EXERCISE REQUIREMENTS: Quote the entries word for word. Omit the pictures.

Part of a data file:
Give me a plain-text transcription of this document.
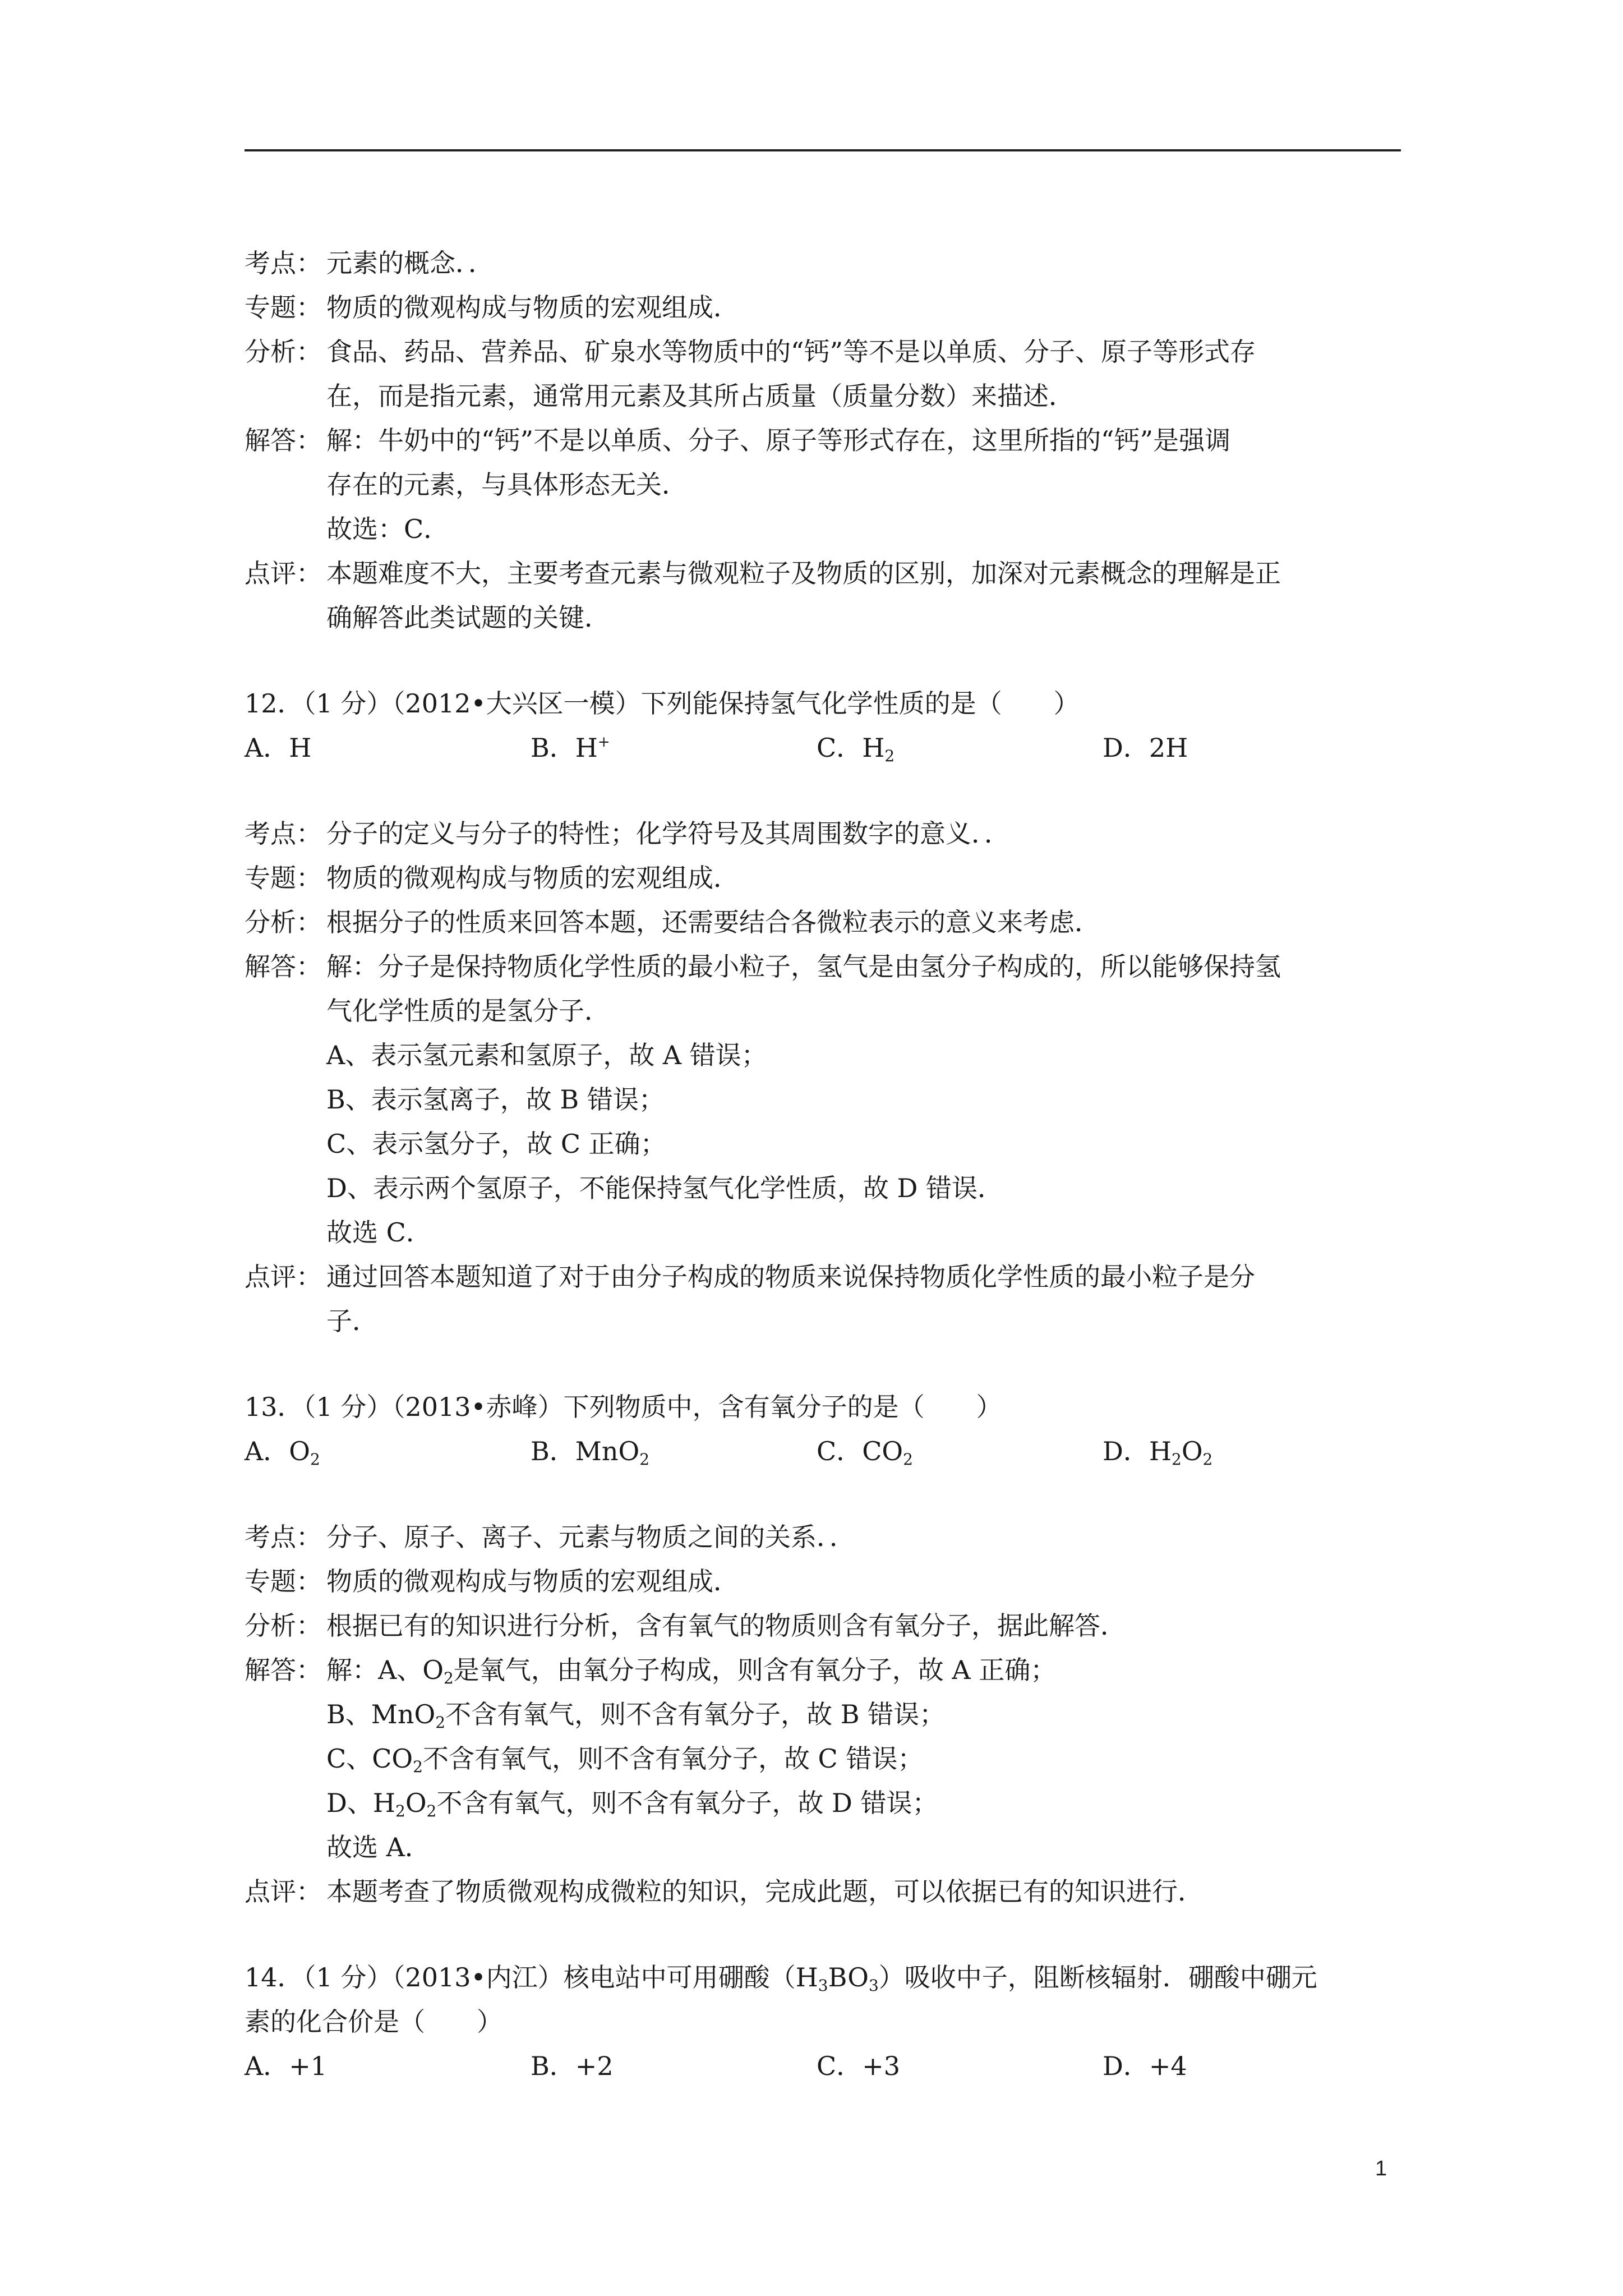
考点： 元素的概念．．
专题： 物质的微观构成与物质的宏观组成．
分析： 食品、药品、营养品、矿泉水等物质中的“钙”等不是以单质、分子、原子等形式存
在，而是指元素，通常用元素及其所占质量（质量分数）来描述．
解答： 解：牛奶中的“钙”不是以单质、分子、原子等形式存在，这里所指的“钙”是强调
存在的元素，与具体形态无关．
故选：C．
点评： 本题难度不大，主要考查元素与微观粒子及物质的区别，加深对元素概念的理解是正
确解答此类试题的关键．
12．（1 分）（2012•大兴区一模）下列能保持氢气化学性质的是（　　）
A．H	B．H+	C．$H_2$	D．2H
考点： 分子的定义与分子的特性；化学符号及其周围数字的意义．．
专题： 物质的微观构成与物质的宏观组成．
分析： 根据分子的性质来回答本题，还需要结合各微粒表示的意义来考虑．
解答： 解：分子是保持物质化学性质的最小粒子，氢气是由氢分子构成的，所以能够保持氢
气化学性质的是氢分子．
A、表示氢元素和氢原子，故 A 错误；
B、表示氢离子，故 B 错误；
C、表示氢分子，故 C 正确；
D、表示两个氢原子，不能保持氢气化学性质，故 D 错误．
故选 C．
点评： 通过回答本题知道了对于由分子构成的物质来说保持物质化学性质的最小粒子是分
子．
13．（1 分）（2013•赤峰）下列物质中，含有氧分子的是（　　）
A．$O_2$	B．MnO$_2$	C．$CO_2$	D．$H_2O_2$
考点： 分子、原子、离子、元素与物质之间的关系．．
专题： 物质的微观构成与物质的宏观组成．
分析： 根据已有的知识进行分析，含有氧气的物质则含有氧分子，据此解答．
解答： 解：A、$O_2$是氧气，由氧分子构成，则含有氧分子，故 A 正确；
B、MnO$_2$不含有氧气，则不含有氧分子，故 B 错误；
C、$CO_2$不含有氧气，则不含有氧分子，故 C 错误；
D、$H_2O_2$不含有氧气，则不含有氧分子，故 D 错误；
故选 A．
点评： 本题考查了物质微观构成微粒的知识，完成此题，可以依据已有的知识进行．
14．（1 分）（2013•内江）核电站中可用硼酸$(H_3BO_3)$吸收中子，阻断核辐射．硼酸中硼元
素的化合价是（　　）
A．+1	B．+2	C．+3	D．+4
1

RESPONSE TO THIS EXERCISE:
Give me a plain-text transcription of this document.
考点： 元素的概念．．
专题： 物质的微观构成与物质的宏观组成．
分析： 食品、药品、营养品、矿泉水等物质中的“钙”等不是以单质、分子、原子等形式存
在，而是指元素，通常用元素及其所占质量（质量分数）来描述．
解答： 解：牛奶中的“钙”不是以单质、分子、原子等形式存在，这里所指的“钙”是强调
存在的元素，与具体形态无关．
故选：C．
点评： 本题难度不大，主要考查元素与微观粒子及物质的区别，加深对元素概念的理解是正
确解答此类试题的关键．
12．（1 分）（2012•大兴区一模）下列能保持氢气化学性质的是（　　）
A．H	B．H+	C．$H_2$	D．2H
考点： 分子的定义与分子的特性；化学符号及其周围数字的意义．．
专题： 物质的微观构成与物质的宏观组成．
分析： 根据分子的性质来回答本题，还需要结合各微粒表示的意义来考虑．
解答： 解：分子是保持物质化学性质的最小粒子，氢气是由氢分子构成的，所以能够保持氢
气化学性质的是氢分子．
A、表示氢元素和氢原子，故 A 错误；
B、表示氢离子，故 B 错误；
C、表示氢分子，故 C 正确；
D、表示两个氢原子，不能保持氢气化学性质，故 D 错误．
故选 C．
点评： 通过回答本题知道了对于由分子构成的物质来说保持物质化学性质的最小粒子是分
子．
13．（1 分）（2013•赤峰）下列物质中，含有氧分子的是（　　）
A．$O_2$	B．MnO$_2$	C．$CO_2$	D．$H_2O_2$
考点： 分子、原子、离子、元素与物质之间的关系．．
专题： 物质的微观构成与物质的宏观组成．
分析： 根据已有的知识进行分析，含有氧气的物质则含有氧分子，据此解答．
解答： 解：A、$O_2$是氧气，由氧分子构成，则含有氧分子，故 A 正确；
B、MnO$_2$不含有氧气，则不含有氧分子，故 B 错误；
C、$CO_2$不含有氧气，则不含有氧分子，故 C 错误；
D、$H_2O_2$不含有氧气，则不含有氧分子，故 D 错误；
故选 A．
点评： 本题考查了物质微观构成微粒的知识，完成此题，可以依据已有的知识进行．
14．（1 分）（2013•内江）核电站中可用硼酸$(H_3BO_3)$吸收中子，阻断核辐射．硼酸中硼元
素的化合价是（　　）
A．+1	B．+2	C．+3	D．+4
1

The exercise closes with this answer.